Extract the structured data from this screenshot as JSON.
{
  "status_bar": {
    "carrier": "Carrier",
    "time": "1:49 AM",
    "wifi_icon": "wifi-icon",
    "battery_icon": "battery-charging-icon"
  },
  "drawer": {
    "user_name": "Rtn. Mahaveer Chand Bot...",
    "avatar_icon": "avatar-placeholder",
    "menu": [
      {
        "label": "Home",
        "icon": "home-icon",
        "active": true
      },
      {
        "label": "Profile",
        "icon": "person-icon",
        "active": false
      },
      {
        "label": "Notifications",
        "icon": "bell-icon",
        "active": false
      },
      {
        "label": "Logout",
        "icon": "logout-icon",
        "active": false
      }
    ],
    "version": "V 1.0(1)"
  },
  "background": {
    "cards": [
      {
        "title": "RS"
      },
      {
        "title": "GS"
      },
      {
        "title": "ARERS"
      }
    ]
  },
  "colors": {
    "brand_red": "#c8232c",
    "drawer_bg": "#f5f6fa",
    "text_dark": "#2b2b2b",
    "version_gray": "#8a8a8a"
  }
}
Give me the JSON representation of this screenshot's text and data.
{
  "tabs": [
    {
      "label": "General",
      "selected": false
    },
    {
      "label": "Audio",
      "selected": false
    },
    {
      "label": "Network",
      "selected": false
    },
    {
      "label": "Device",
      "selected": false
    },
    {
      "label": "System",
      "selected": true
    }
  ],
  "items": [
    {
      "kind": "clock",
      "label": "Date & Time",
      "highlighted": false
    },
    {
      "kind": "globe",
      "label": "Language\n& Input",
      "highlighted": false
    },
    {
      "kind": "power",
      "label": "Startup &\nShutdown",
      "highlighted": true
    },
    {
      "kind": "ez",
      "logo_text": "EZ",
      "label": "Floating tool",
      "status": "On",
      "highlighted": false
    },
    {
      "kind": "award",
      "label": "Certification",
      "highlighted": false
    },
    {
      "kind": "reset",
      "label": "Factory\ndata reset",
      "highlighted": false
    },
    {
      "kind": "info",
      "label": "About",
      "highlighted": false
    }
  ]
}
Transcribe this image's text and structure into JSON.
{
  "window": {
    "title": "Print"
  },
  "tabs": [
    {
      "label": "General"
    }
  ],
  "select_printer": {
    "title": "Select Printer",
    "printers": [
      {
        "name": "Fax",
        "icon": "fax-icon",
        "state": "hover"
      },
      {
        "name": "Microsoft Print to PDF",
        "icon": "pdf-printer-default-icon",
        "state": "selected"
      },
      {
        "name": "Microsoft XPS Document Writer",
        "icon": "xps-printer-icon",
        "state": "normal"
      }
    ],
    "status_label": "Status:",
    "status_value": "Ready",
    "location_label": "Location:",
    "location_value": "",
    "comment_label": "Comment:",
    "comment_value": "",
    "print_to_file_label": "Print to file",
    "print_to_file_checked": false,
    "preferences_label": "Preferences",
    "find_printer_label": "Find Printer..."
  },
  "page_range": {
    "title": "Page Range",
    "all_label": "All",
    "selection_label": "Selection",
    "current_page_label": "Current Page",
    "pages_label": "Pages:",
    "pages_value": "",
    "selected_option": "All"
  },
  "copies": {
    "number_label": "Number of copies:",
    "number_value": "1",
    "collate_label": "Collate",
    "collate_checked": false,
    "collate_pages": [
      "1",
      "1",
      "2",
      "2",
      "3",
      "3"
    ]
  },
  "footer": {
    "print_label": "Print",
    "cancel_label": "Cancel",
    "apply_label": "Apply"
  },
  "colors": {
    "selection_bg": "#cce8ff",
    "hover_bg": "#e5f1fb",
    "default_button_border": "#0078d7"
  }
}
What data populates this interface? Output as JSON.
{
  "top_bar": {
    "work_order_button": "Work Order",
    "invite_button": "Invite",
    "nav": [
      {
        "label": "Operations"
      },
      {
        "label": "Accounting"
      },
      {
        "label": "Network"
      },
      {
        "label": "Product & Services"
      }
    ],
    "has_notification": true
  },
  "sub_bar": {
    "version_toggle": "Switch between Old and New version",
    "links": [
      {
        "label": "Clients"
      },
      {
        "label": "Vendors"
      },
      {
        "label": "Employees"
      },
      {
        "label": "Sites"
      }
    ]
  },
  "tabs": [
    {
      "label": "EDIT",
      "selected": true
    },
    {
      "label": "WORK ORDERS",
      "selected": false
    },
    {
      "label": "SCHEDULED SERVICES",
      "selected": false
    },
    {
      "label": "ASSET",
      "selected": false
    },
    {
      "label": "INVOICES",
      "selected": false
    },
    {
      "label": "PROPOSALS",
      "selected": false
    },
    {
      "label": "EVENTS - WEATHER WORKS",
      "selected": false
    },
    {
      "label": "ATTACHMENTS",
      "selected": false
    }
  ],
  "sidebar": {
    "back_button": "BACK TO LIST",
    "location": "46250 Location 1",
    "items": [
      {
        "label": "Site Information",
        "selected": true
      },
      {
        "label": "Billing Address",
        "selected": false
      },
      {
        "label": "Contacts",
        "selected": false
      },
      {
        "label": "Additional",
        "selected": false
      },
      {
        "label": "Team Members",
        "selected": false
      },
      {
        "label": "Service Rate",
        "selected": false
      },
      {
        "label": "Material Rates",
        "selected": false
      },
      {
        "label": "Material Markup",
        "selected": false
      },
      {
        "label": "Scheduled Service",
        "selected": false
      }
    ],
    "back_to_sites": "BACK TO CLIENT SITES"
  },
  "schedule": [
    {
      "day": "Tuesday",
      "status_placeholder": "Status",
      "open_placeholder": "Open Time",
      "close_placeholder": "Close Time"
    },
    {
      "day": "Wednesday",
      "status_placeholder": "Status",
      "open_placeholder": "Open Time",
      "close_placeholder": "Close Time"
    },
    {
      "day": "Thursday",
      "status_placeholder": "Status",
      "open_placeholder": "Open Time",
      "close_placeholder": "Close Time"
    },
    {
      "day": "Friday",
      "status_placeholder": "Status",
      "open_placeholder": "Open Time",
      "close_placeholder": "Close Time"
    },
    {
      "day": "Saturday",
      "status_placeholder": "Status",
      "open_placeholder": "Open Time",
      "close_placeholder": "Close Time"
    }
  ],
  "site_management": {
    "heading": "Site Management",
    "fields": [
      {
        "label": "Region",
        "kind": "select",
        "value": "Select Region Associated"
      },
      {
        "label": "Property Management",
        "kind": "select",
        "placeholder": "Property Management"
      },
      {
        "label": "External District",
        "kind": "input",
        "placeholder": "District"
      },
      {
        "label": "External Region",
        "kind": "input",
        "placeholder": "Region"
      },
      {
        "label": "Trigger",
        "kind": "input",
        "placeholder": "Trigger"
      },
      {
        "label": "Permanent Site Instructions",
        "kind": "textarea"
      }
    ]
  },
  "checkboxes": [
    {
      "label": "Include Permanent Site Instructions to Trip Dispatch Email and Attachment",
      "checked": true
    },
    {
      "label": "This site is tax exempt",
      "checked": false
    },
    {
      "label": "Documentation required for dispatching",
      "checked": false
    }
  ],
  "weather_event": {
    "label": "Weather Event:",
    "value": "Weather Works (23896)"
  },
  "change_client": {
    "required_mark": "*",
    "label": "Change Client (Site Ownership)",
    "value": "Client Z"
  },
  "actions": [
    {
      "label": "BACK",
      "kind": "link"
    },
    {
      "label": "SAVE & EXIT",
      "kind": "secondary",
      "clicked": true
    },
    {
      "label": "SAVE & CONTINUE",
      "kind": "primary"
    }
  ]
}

» PROMPT: Show the data once more, exactly as it was written.

» REPLY:
Extract the structured data from this screenshot as JSON.
{
  "status_bar": {
    "carrier": "Carrier",
    "time": "1:49 AM",
    "wifi_icon": "wifi-icon",
    "battery_icon": "battery-charging-icon"
  },
  "drawer": {
    "user_name": "Rtn. Mahaveer Chand Bot...",
    "avatar_icon": "avatar-placeholder",
    "menu": [
      {
        "label": "Home",
        "icon": "home-icon",
        "active": true
      },
      {
        "label": "Profile",
        "icon": "person-icon",
        "active": false
      },
      {
        "label": "Notifications",
        "icon": "bell-icon",
        "active": false
      },
      {
        "label": "Logout",
        "icon": "logout-icon",
        "active": false
      }
    ],
    "version": "V 1.0(1)"
  },
  "background": {
    "cards": [
      {
        "title": "RS"
      },
      {
        "title": "GS"
      },
      {
        "title": "ARERS"
      }
    ]
  },
  "colors": {
    "brand_red": "#c8232c",
    "drawer_bg": "#f5f6fa",
    "text_dark": "#2b2b2b",
    "version_gray": "#8a8a8a"
  }
}
Give me the JSON representation of this screenshot's text and data.
{
  "tabs": [
    {
      "label": "General",
      "selected": false
    },
    {
      "label": "Audio",
      "selected": false
    },
    {
      "label": "Network",
      "selected": false
    },
    {
      "label": "Device",
      "selected": false
    },
    {
      "label": "System",
      "selected": true
    }
  ],
  "items": [
    {
      "kind": "clock",
      "label": "Date & Time",
      "highlighted": false
    },
    {
      "kind": "globe",
      "label": "Language\n& Input",
      "highlighted": false
    },
    {
      "kind": "power",
      "label": "Startup &\nShutdown",
      "highlighted": true
    },
    {
      "kind": "ez",
      "logo_text": "EZ",
      "label": "Floating tool",
      "status": "On",
      "highlighted": false
    },
    {
      "kind": "award",
      "label": "Certification",
      "highlighted": false
    },
    {
      "kind": "reset",
      "label": "Factory\ndata reset",
      "highlighted": false
    },
    {
      "kind": "info",
      "label": "About",
      "highlighted": false
    }
  ]
}
Transcribe this image's text and structure into JSON.
{
  "window": {
    "title": "Print"
  },
  "tabs": [
    {
      "label": "General"
    }
  ],
  "select_printer": {
    "title": "Select Printer",
    "printers": [
      {
        "name": "Fax",
        "icon": "fax-icon",
        "state": "hover"
      },
      {
        "name": "Microsoft Print to PDF",
        "icon": "pdf-printer-default-icon",
        "state": "selected"
      },
      {
        "name": "Microsoft XPS Document Writer",
        "icon": "xps-printer-icon",
        "state": "normal"
      }
    ],
    "status_label": "Status:",
    "status_value": "Ready",
    "location_label": "Location:",
    "location_value": "",
    "comment_label": "Comment:",
    "comment_value": "",
    "print_to_file_label": "Print to file",
    "print_to_file_checked": false,
    "preferences_label": "Preferences",
    "find_printer_label": "Find Printer..."
  },
  "page_range": {
    "title": "Page Range",
    "all_label": "All",
    "selection_label": "Selection",
    "current_page_label": "Current Page",
    "pages_label": "Pages:",
    "pages_value": "",
    "selected_option": "All"
  },
  "copies": {
    "number_label": "Number of copies:",
    "number_value": "1",
    "collate_label": "Collate",
    "collate_checked": false,
    "collate_pages": [
      "1",
      "1",
      "2",
      "2",
      "3",
      "3"
    ]
  },
  "footer": {
    "print_label": "Print",
    "cancel_label": "Cancel",
    "apply_label": "Apply"
  },
  "colors": {
    "selection_bg": "#cce8ff",
    "hover_bg": "#e5f1fb",
    "default_button_border": "#0078d7"
  }
}
What data populates this interface? Output as JSON.
{
  "top_bar": {
    "work_order_button": "Work Order",
    "invite_button": "Invite",
    "nav": [
      {
        "label": "Operations"
      },
      {
        "label": "Accounting"
      },
      {
        "label": "Network"
      },
      {
        "label": "Product & Services"
      }
    ],
    "has_notification": true
  },
  "sub_bar": {
    "version_toggle": "Switch between Old and New version",
    "links": [
      {
        "label": "Clients"
      },
      {
        "label": "Vendors"
      },
      {
        "label": "Employees"
      },
      {
        "label": "Sites"
      }
    ]
  },
  "tabs": [
    {
      "label": "EDIT",
      "selected": true
    },
    {
      "label": "WORK ORDERS",
      "selected": false
    },
    {
      "label": "SCHEDULED SERVICES",
      "selected": false
    },
    {
      "label": "ASSET",
      "selected": false
    },
    {
      "label": "INVOICES",
      "selected": false
    },
    {
      "label": "PROPOSALS",
      "selected": false
    },
    {
      "label": "EVENTS - WEATHER WORKS",
      "selected": false
    },
    {
      "label": "ATTACHMENTS",
      "selected": false
    }
  ],
  "sidebar": {
    "back_button": "BACK TO LIST",
    "location": "46250 Location 1",
    "items": [
      {
        "label": "Site Information",
        "selected": true
      },
      {
        "label": "Billing Address",
        "selected": false
      },
      {
        "label": "Contacts",
        "selected": false
      },
      {
        "label": "Additional",
        "selected": false
      },
      {
        "label": "Team Members",
        "selected": false
      },
      {
        "label": "Service Rate",
        "selected": false
      },
      {
        "label": "Material Rates",
        "selected": false
      },
      {
        "label": "Material Markup",
        "selected": false
      },
      {
        "label": "Scheduled Service",
        "selected": false
      }
    ],
    "back_to_sites": "BACK TO CLIENT SITES"
  },
  "schedule": [
    {
      "day": "Tuesday",
      "status_placeholder": "Status",
      "open_placeholder": "Open Time",
      "close_placeholder": "Close Time"
    },
    {
      "day": "Wednesday",
      "status_placeholder": "Status",
      "open_placeholder": "Open Time",
      "close_placeholder": "Close Time"
    },
    {
      "day": "Thursday",
      "status_placeholder": "Status",
      "open_placeholder": "Open Time",
      "close_placeholder": "Close Time"
    },
    {
      "day": "Friday",
      "status_placeholder": "Status",
      "open_placeholder": "Open Time",
      "close_placeholder": "Close Time"
    },
    {
      "day": "Saturday",
      "status_placeholder": "Status",
      "open_placeholder": "Open Time",
      "close_placeholder": "Close Time"
    }
  ],
  "site_management": {
    "heading": "Site Management",
    "fields": [
      {
        "label": "Region",
        "kind": "select",
        "value": "Select Region Associated"
      },
      {
        "label": "Property Management",
        "kind": "select",
        "placeholder": "Property Management"
      },
      {
        "label": "External District",
        "kind": "input",
        "placeholder": "District"
      },
      {
        "label": "External Region",
        "kind": "input",
        "placeholder": "Region"
      },
      {
        "label": "Trigger",
        "kind": "input",
        "placeholder": "Trigger"
      },
      {
        "label": "Permanent Site Instructions",
        "kind": "textarea"
      }
    ]
  },
  "checkboxes": [
    {
      "label": "Include Permanent Site Instructions to Trip Dispatch Email and Attachment",
      "checked": true
    },
    {
      "label": "This site is tax exempt",
      "checked": false
    },
    {
      "label": "Documentation required for dispatching",
      "checked": false
    }
  ],
  "weather_event": {
    "label": "Weather Event:",
    "value": "Weather Works (23896)"
  },
  "change_client": {
    "required_mark": "*",
    "label": "Change Client (Site Ownership)",
    "value": "Client Z"
  },
  "actions": [
    {
      "label": "BACK",
      "kind": "link"
    },
    {
      "label": "SAVE & EXIT",
      "kind": "secondary",
      "clicked": true
    },
    {
      "label": "SAVE & CONTINUE",
      "kind": "primary"
    }
  ]
}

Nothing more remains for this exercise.